++++ DATA RECORDS

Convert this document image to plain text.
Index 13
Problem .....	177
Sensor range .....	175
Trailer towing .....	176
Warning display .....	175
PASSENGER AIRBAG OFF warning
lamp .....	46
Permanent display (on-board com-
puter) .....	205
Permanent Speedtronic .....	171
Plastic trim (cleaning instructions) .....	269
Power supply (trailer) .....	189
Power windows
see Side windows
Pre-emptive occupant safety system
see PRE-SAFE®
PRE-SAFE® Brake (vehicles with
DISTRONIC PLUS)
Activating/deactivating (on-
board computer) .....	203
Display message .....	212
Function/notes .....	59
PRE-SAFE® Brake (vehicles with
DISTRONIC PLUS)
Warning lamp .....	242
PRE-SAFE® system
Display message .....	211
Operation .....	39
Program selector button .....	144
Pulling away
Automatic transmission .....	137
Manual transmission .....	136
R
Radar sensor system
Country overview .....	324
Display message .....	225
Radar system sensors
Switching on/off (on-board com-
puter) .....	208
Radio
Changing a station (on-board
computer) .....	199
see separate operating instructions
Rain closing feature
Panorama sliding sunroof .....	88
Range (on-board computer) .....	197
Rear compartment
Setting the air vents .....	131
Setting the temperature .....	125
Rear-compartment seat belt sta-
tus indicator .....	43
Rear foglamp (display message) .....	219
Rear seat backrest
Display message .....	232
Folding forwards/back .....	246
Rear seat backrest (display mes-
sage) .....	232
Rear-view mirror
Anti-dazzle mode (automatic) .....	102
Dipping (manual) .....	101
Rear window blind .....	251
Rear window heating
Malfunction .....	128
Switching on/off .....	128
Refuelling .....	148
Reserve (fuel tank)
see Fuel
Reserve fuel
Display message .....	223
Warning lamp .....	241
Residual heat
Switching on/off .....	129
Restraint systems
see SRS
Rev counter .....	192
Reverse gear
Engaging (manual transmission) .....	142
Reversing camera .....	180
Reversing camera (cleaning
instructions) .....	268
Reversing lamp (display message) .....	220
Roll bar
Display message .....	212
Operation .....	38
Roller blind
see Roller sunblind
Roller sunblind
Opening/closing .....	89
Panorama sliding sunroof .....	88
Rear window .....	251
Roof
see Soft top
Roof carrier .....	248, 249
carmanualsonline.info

++++++++

## OBJECTIVE
Search the records for the word "Radar". Copy every line that has it.

## RESULT OF THIS EXERCISE
Radar sensor system
Radar system sensors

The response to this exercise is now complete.